_What is needed_: Repeat the whole listing exactly as written.
+++ Extracted material
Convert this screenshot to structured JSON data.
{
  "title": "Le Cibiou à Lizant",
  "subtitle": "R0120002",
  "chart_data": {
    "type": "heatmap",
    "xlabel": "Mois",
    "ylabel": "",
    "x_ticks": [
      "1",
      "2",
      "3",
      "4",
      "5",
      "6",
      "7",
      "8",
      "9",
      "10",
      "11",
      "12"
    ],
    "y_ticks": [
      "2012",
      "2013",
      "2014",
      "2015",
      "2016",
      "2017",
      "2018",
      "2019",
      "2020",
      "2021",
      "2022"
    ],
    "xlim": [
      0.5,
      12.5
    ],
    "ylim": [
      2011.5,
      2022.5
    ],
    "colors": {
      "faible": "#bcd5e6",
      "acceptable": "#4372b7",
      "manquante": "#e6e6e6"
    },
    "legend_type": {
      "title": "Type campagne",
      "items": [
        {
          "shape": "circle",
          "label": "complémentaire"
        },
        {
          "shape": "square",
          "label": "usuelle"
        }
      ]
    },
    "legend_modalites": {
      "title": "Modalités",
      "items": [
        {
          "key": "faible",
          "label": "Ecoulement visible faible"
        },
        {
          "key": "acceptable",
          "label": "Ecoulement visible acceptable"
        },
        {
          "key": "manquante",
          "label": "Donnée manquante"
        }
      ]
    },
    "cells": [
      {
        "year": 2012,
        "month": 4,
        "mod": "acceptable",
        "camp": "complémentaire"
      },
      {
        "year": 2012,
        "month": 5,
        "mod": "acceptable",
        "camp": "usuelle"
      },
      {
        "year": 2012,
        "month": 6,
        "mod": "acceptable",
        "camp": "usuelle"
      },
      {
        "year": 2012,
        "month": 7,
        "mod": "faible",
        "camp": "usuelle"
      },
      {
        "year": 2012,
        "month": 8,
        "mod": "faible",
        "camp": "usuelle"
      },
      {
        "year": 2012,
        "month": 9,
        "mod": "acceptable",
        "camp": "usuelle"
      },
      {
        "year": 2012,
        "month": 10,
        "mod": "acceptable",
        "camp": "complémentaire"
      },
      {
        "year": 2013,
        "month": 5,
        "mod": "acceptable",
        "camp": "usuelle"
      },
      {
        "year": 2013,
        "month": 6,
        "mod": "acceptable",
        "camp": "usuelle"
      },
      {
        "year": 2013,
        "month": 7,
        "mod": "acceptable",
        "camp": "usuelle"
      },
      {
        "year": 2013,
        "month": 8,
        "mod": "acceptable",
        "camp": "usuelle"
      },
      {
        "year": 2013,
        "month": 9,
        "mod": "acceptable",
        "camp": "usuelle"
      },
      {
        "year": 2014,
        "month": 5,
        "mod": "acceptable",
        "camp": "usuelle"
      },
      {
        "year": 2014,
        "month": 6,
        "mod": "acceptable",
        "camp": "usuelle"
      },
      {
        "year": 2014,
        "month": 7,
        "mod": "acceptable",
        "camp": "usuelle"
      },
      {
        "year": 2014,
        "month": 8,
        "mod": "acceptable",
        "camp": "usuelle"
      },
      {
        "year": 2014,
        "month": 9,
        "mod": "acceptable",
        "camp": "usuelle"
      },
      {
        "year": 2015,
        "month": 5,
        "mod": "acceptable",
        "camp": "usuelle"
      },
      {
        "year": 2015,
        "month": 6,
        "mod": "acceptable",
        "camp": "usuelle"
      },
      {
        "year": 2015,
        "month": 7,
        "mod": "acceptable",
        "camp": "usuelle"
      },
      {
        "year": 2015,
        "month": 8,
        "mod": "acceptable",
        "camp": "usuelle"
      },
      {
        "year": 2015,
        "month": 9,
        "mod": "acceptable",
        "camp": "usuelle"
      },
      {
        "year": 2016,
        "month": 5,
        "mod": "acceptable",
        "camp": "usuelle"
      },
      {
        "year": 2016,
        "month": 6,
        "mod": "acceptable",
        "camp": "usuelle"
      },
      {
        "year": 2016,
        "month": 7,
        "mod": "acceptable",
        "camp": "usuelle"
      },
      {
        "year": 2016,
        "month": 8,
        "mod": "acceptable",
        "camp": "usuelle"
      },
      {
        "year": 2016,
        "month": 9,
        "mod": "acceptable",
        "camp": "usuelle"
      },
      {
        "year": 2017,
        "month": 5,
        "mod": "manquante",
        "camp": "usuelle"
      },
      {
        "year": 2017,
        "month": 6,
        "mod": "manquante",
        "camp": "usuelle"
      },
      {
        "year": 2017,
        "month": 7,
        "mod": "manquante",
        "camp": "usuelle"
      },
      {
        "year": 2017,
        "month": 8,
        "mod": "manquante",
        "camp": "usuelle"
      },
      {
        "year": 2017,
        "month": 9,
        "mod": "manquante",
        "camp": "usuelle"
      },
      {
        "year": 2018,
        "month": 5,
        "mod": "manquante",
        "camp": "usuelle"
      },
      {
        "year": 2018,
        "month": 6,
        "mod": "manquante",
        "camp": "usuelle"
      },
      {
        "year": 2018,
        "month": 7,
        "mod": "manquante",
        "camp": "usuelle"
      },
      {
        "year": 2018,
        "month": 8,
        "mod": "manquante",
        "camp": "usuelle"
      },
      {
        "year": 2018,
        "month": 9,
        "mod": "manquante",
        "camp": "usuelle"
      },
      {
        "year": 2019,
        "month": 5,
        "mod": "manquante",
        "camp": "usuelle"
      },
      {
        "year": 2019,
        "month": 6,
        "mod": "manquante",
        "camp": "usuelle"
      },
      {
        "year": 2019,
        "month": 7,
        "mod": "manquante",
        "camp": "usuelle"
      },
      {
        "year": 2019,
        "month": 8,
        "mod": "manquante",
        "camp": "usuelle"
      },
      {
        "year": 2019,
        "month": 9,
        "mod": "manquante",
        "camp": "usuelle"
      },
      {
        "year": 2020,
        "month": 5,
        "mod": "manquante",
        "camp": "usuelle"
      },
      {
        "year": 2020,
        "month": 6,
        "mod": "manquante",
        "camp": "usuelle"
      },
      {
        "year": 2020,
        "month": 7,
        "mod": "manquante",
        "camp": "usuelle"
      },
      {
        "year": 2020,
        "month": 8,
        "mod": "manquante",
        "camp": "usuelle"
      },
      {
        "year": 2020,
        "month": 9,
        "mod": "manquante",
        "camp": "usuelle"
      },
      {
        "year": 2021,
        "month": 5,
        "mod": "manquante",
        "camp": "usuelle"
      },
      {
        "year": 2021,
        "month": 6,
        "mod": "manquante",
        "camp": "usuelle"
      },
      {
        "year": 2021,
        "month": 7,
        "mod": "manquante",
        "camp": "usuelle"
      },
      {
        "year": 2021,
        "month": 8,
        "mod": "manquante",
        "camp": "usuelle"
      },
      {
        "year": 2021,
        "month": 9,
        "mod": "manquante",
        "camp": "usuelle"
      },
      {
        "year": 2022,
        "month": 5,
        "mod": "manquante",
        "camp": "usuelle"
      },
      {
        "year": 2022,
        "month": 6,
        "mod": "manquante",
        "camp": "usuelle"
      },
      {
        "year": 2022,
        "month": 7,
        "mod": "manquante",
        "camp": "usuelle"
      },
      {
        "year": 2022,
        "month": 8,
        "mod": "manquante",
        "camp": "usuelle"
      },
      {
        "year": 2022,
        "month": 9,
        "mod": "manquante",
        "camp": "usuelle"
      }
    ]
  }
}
++++++
_Answer for this exercise_:
Convert this screenshot to structured JSON data.
{
  "title": "Le Cibiou à Lizant",
  "subtitle": "R0120002",
  "chart_data": {
    "type": "heatmap",
    "xlabel": "Mois",
    "ylabel": "",
    "x_ticks": [
      "1",
      "2",
      "3",
      "4",
      "5",
      "6",
      "7",
      "8",
      "9",
      "10",
      "11",
      "12"
    ],
    "y_ticks": [
      "2012",
      "2013",
      "2014",
      "2015",
      "2016",
      "2017",
      "2018",
      "2019",
      "2020",
      "2021",
      "2022"
    ],
    "xlim": [
      0.5,
      12.5
    ],
    "ylim": [
      2011.5,
      2022.5
    ],
    "colors": {
      "faible": "#bcd5e6",
      "acceptable": "#4372b7",
      "manquante": "#e6e6e6"
    },
    "legend_type": {
      "title": "Type campagne",
      "items": [
        {
          "shape": "circle",
          "label": "complémentaire"
        },
        {
          "shape": "square",
          "label": "usuelle"
        }
      ]
    },
    "legend_modalites": {
      "title": "Modalités",
      "items": [
        {
          "key": "faible",
          "label": "Ecoulement visible faible"
        },
        {
          "key": "acceptable",
          "label": "Ecoulement visible acceptable"
        },
        {
          "key": "manquante",
          "label": "Donnée manquante"
        }
      ]
    },
    "cells": [
      {
        "year": 2012,
        "month": 4,
        "mod": "acceptable",
        "camp": "complémentaire"
      },
      {
        "year": 2012,
        "month": 5,
        "mod": "acceptable",
        "camp": "usuelle"
      },
      {
        "year": 2012,
        "month": 6,
        "mod": "acceptable",
        "camp": "usuelle"
      },
      {
        "year": 2012,
        "month": 7,
        "mod": "faible",
        "camp": "usuelle"
      },
      {
        "year": 2012,
        "month": 8,
        "mod": "faible",
        "camp": "usuelle"
      },
      {
        "year": 2012,
        "month": 9,
        "mod": "acceptable",
        "camp": "usuelle"
      },
      {
        "year": 2012,
        "month": 10,
        "mod": "acceptable",
        "camp": "complémentaire"
      },
      {
        "year": 2013,
        "month": 5,
        "mod": "acceptable",
        "camp": "usuelle"
      },
      {
        "year": 2013,
        "month": 6,
        "mod": "acceptable",
        "camp": "usuelle"
      },
      {
        "year": 2013,
        "month": 7,
        "mod": "acceptable",
        "camp": "usuelle"
      },
      {
        "year": 2013,
        "month": 8,
        "mod": "acceptable",
        "camp": "usuelle"
      },
      {
        "year": 2013,
        "month": 9,
        "mod": "acceptable",
        "camp": "usuelle"
      },
      {
        "year": 2014,
        "month": 5,
        "mod": "acceptable",
        "camp": "usuelle"
      },
      {
        "year": 2014,
        "month": 6,
        "mod": "acceptable",
        "camp": "usuelle"
      },
      {
        "year": 2014,
        "month": 7,
        "mod": "acceptable",
        "camp": "usuelle"
      },
      {
        "year": 2014,
        "month": 8,
        "mod": "acceptable",
        "camp": "usuelle"
      },
      {
        "year": 2014,
        "month": 9,
        "mod": "acceptable",
        "camp": "usuelle"
      },
      {
        "year": 2015,
        "month": 5,
        "mod": "acceptable",
        "camp": "usuelle"
      },
      {
        "year": 2015,
        "month": 6,
        "mod": "acceptable",
        "camp": "usuelle"
      },
      {
        "year": 2015,
        "month": 7,
        "mod": "acceptable",
        "camp": "usuelle"
      },
      {
        "year": 2015,
        "month": 8,
        "mod": "acceptable",
        "camp": "usuelle"
      },
      {
        "year": 2015,
        "month": 9,
        "mod": "acceptable",
        "camp": "usuelle"
      },
      {
        "year": 2016,
        "month": 5,
        "mod": "acceptable",
        "camp": "usuelle"
      },
      {
        "year": 2016,
        "month": 6,
        "mod": "acceptable",
        "camp": "usuelle"
      },
      {
        "year": 2016,
        "month": 7,
        "mod": "acceptable",
        "camp": "usuelle"
      },
      {
        "year": 2016,
        "month": 8,
        "mod": "acceptable",
        "camp": "usuelle"
      },
      {
        "year": 2016,
        "month": 9,
        "mod": "acceptable",
        "camp": "usuelle"
      },
      {
        "year": 2017,
        "month": 5,
        "mod": "manquante",
        "camp": "usuelle"
      },
      {
        "year": 2017,
        "month": 6,
        "mod": "manquante",
        "camp": "usuelle"
      },
      {
        "year": 2017,
        "month": 7,
        "mod": "manquante",
        "camp": "usuelle"
      },
      {
        "year": 2017,
        "month": 8,
        "mod": "manquante",
        "camp": "usuelle"
      },
      {
        "year": 2017,
        "month": 9,
        "mod": "manquante",
        "camp": "usuelle"
      },
      {
        "year": 2018,
        "month": 5,
        "mod": "manquante",
        "camp": "usuelle"
      },
      {
        "year": 2018,
        "month": 6,
        "mod": "manquante",
        "camp": "usuelle"
      },
      {
        "year": 2018,
        "month": 7,
        "mod": "manquante",
        "camp": "usuelle"
      },
      {
        "year": 2018,
        "month": 8,
        "mod": "manquante",
        "camp": "usuelle"
      },
      {
        "year": 2018,
        "month": 9,
        "mod": "manquante",
        "camp": "usuelle"
      },
      {
        "year": 2019,
        "month": 5,
        "mod": "manquante",
        "camp": "usuelle"
      },
      {
        "year": 2019,
        "month": 6,
        "mod": "manquante",
        "camp": "usuelle"
      },
      {
        "year": 2019,
        "month": 7,
        "mod": "manquante",
        "camp": "usuelle"
      },
      {
        "year": 2019,
        "month": 8,
        "mod": "manquante",
        "camp": "usuelle"
      },
      {
        "year": 2019,
        "month": 9,
        "mod": "manquante",
        "camp": "usuelle"
      },
      {
        "year": 2020,
        "month": 5,
        "mod": "manquante",
        "camp": "usuelle"
      },
      {
        "year": 2020,
        "month": 6,
        "mod": "manquante",
        "camp": "usuelle"
      },
      {
        "year": 2020,
        "month": 7,
        "mod": "manquante",
        "camp": "usuelle"
      },
      {
        "year": 2020,
        "month": 8,
        "mod": "manquante",
        "camp": "usuelle"
      },
      {
        "year": 2020,
        "month": 9,
        "mod": "manquante",
        "camp": "usuelle"
      },
      {
        "year": 2021,
        "month": 5,
        "mod": "manquante",
        "camp": "usuelle"
      },
      {
        "year": 2021,
        "month": 6,
        "mod": "manquante",
        "camp": "usuelle"
      },
      {
        "year": 2021,
        "month": 7,
        "mod": "manquante",
        "camp": "usuelle"
      },
      {
        "year": 2021,
        "month": 8,
        "mod": "manquante",
        "camp": "usuelle"
      },
      {
        "year": 2021,
        "month": 9,
        "mod": "manquante",
        "camp": "usuelle"
      },
      {
        "year": 2022,
        "month": 5,
        "mod": "manquante",
        "camp": "usuelle"
      },
      {
        "year": 2022,
        "month": 6,
        "mod": "manquante",
        "camp": "usuelle"
      },
      {
        "year": 2022,
        "month": 7,
        "mod": "manquante",
        "camp": "usuelle"
      },
      {
        "year": 2022,
        "month": 8,
        "mod": "manquante",
        "camp": "usuelle"
      },
      {
        "year": 2022,
        "month": 9,
        "mod": "manquante",
        "camp": "usuelle"
      }
    ]
  }
}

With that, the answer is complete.